Set of tasks —
A. Transcribe everything in the quarterly report from "During Q3, demand" down to "dollar remained strong.".
B. Name the primary groups into which the Green Transformation Program projects are clustered, according to the quarterly report.

Selected extract —
'''
During Q3, demand from China declined and there were also three mill restarts in Canada — two in British Columbia and one in Ontario — resulting in an increase of approximately 1 million tonnes of pulp into the marketplace. In addition, Chile appeared to have experienced a full recovery from its February earthquake disaster with the exception of one mill. World inventories of softwood bleached kraft pulp grew by approximately eight days in August and September, while the Canadian dollar remained strong.

The Mill achieved a number of production records in the quarter, including best quarterly production; best monthly production; and the best five daily production days ever. Year-to-date, the Mill improved its daily production run-rate. Mill reliability also improved from 78.4% in 2009 to 91.5% in 2010.

Adjusted EBITDA for Q3 2010 was strong. Work continued on a number of cost saving initiatives identified under the Mill’s Continuous Improvement (CI) Program. Substantial savings in energy usage continued to be realized and chemical consumption improvements were also achieved.

In Q3, considerable effort went into advancing the Green Transformation Program (GTP) projects that are funded by our grant from the Canadian government. The identified projects have been clustered into three primary groups: odor reduction; improvements to the recovery cycle; and a power boiler upgrade. In addition, the Mill continued to move forward on a proposed renewable energy project.

Looking forward, pulp prices are expected to soften in Q4 and into next year as a result of mill restarts and a potential slowdown in economic recovery. The strong Canadian dollar and high fiber costs represent the greatest risks to the business at this time.


Northern Timber Nova Scotia Corporation
Wayne Gosse, Chief Executive and Chief Financial Officer

Northern Timber Nova Scotia Corporation (“Northern Timber” or the “Company”) owns approximately 420,000 acres of timberland in Nova Scotia, which it acquired in a transaction with Neenah Paper Company of Canada in March 2010.

The Company’s largest revenue source is from the sale of standing timber stumpage through a Stumpage Agreement with an affiliate, Northern Pulp Nova Scotia Corporation (“Northern Pulp”). In addition, the Company receives revenue from land use activities such as campsite, cell tower and gravel pit leases. The Company recognizes depletion expense on its land as the standing timber is sold. Adjusted EBITDA for Q3 2010 was positive and liquidity remains strong, with positive cash balances at quarter’s end. Average monthly sales volumes are expected to be lower in Q4, reflecting seasonally lower production rates.


Phoenix Services International LLC
Doug Lane, President and Chief Executive

Phoenix Services International LLC (“Phoenix Services” or the “Company”) experienced an OSHA recordable rate of 3.4 in Q3 2010, with a 1ost/restricted workday rate of 1.2. Year to date, the Company has averaged an OSHA recordable rate of 3.8 relative to a slag industry standard of 5.0 and a steel industry standard of 3.7.

The domestic steel industry has seen a falloff in production since the end of Q2 2010, with weekly production falling by approximately 10% and many mills curtailing production or announcing temporary shutdowns.

The Company recorded positive EBITDA in Q3 2010. However, performance was impacted by the temporary shutdown of the Sparrows Point facility, where the Company performs a variety of contractual services, including slag handling, scrap recovery and scrap yard management.

The financial impact of the Sparrows Point shutdown has been mitigated by cost reduction measures implemented at the site, as well as the commencement of mill service operations at the Arcelor Mittal Galati mill in Romania, which marks the launch of Phoenix Services’ international operations.
'''
Recorded data —
'''
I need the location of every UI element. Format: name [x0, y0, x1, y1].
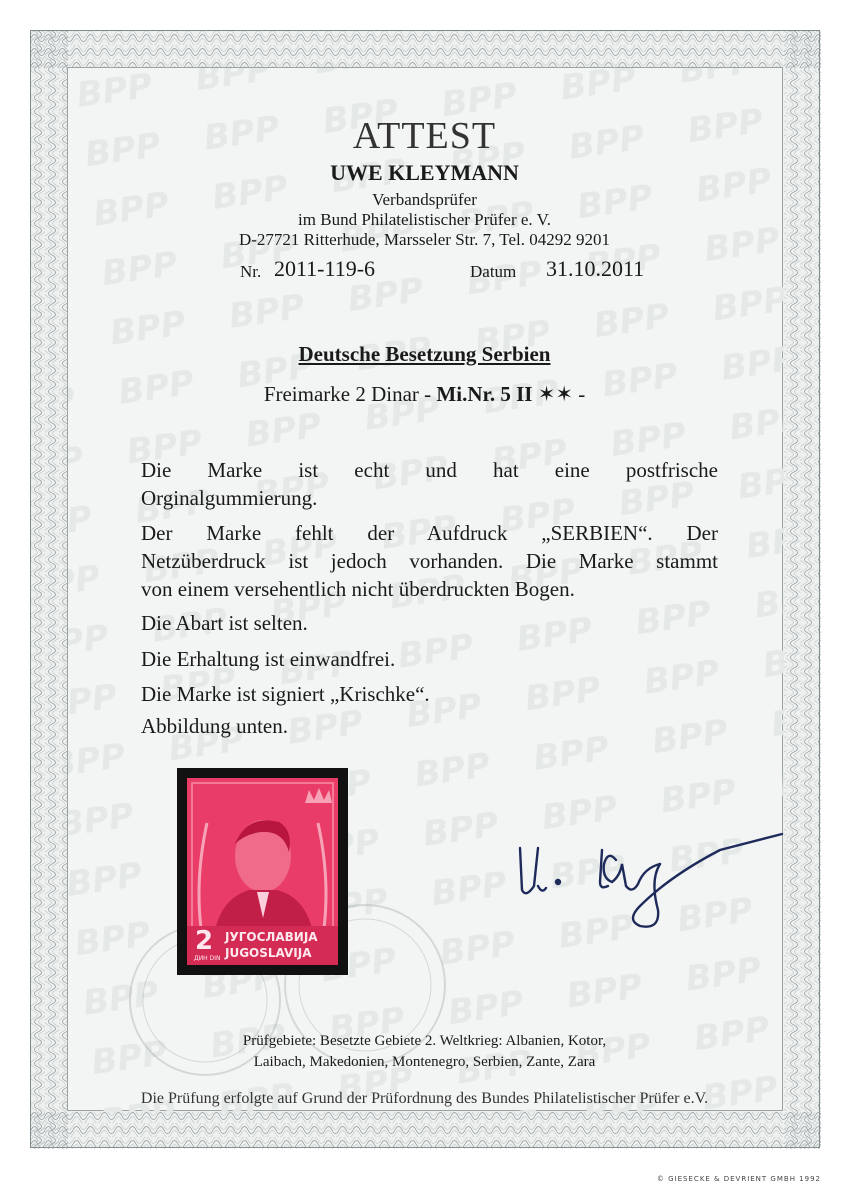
'''
The replies —
A.
During Q3, demand from China declined and there were also three mill restarts in Canada — two in British Columbia and one in Ontario — resulting in an increase of approximately 1 million tonnes of pulp into the marketplace. In addition, Chile appeared to have experienced a full recovery from its February earthquake disaster with the exception of one mill. World inventories of softwood bleached kraft pulp grew by approximately eight days in August and September, while the Canadian dollar remained strong.

B.
- Odor reduction
- Improvements to the recovery cycle
- A power boiler upgrade